### AIM
Beginning at the line with "Convert this screenshot", output each line to the end of the listing below exactly, please.

## begin MATERIAL FOR THE TASK

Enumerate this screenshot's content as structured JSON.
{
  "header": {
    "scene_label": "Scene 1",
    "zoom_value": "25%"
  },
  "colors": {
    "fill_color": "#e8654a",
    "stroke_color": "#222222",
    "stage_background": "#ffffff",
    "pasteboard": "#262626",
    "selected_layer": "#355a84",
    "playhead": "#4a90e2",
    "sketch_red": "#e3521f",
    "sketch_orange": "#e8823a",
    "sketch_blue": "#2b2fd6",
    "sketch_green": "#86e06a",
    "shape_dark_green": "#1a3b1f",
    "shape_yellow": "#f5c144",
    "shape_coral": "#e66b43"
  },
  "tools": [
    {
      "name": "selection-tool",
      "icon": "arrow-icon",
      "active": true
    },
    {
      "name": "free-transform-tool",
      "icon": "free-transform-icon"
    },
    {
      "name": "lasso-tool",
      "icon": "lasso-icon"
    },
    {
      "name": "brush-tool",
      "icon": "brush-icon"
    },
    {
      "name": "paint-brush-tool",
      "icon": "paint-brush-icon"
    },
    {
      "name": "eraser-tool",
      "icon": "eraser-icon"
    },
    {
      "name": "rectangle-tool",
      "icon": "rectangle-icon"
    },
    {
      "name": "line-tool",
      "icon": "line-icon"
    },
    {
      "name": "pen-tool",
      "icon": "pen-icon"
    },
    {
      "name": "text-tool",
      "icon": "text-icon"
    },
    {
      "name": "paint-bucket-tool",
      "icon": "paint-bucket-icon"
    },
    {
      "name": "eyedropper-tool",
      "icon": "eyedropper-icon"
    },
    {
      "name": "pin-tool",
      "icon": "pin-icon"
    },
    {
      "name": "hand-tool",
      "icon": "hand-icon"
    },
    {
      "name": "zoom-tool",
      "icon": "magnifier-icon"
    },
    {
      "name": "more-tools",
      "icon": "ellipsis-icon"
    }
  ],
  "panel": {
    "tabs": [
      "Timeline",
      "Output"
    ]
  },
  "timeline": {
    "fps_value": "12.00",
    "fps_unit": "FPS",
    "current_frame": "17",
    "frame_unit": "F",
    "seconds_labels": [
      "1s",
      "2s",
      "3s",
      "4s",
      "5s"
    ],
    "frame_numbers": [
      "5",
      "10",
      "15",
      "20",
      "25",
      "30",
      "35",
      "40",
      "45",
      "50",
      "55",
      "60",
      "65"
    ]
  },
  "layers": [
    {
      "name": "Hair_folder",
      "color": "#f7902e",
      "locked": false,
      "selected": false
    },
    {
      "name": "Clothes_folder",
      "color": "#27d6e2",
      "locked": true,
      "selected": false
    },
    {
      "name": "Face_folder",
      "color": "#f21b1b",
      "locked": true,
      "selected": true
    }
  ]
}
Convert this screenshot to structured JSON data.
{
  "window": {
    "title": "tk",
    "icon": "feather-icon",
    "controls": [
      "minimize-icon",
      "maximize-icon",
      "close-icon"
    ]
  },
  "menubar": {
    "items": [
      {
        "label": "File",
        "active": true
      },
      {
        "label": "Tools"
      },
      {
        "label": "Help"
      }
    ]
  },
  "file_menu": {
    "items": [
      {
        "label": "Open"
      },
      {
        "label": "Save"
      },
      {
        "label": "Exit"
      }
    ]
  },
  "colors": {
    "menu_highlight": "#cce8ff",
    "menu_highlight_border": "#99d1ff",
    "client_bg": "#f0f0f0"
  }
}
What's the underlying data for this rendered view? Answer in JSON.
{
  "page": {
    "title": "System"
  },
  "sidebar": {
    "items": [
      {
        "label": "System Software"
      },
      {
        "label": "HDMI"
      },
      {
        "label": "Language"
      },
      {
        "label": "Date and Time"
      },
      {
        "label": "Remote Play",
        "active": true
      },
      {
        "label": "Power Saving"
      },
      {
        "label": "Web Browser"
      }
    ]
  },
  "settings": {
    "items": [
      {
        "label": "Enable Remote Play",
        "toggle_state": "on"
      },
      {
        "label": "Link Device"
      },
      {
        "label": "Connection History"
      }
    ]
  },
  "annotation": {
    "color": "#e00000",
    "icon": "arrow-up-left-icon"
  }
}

## end MATERIAL FOR THE TASK

### WORKED SOLUTION
Convert this screenshot to structured JSON data.
{
  "window": {
    "title": "tk",
    "icon": "feather-icon",
    "controls": [
      "minimize-icon",
      "maximize-icon",
      "close-icon"
    ]
  },
  "menubar": {
    "items": [
      {
        "label": "File",
        "active": true
      },
      {
        "label": "Tools"
      },
      {
        "label": "Help"
      }
    ]
  },
  "file_menu": {
    "items": [
      {
        "label": "Open"
      },
      {
        "label": "Save"
      },
      {
        "label": "Exit"
      }
    ]
  },
  "colors": {
    "menu_highlight": "#cce8ff",
    "menu_highlight_border": "#99d1ff",
    "client_bg": "#f0f0f0"
  }
}
What's the underlying data for this rendered view? Answer in JSON.
{
  "page": {
    "title": "System"
  },
  "sidebar": {
    "items": [
      {
        "label": "System Software"
      },
      {
        "label": "HDMI"
      },
      {
        "label": "Language"
      },
      {
        "label": "Date and Time"
      },
      {
        "label": "Remote Play",
        "active": true
      },
      {
        "label": "Power Saving"
      },
      {
        "label": "Web Browser"
      }
    ]
  },
  "settings": {
    "items": [
      {
        "label": "Enable Remote Play",
        "toggle_state": "on"
      },
      {
        "label": "Link Device"
      },
      {
        "label": "Connection History"
      }
    ]
  },
  "annotation": {
    "color": "#e00000",
    "icon": "arrow-up-left-icon"
  }
}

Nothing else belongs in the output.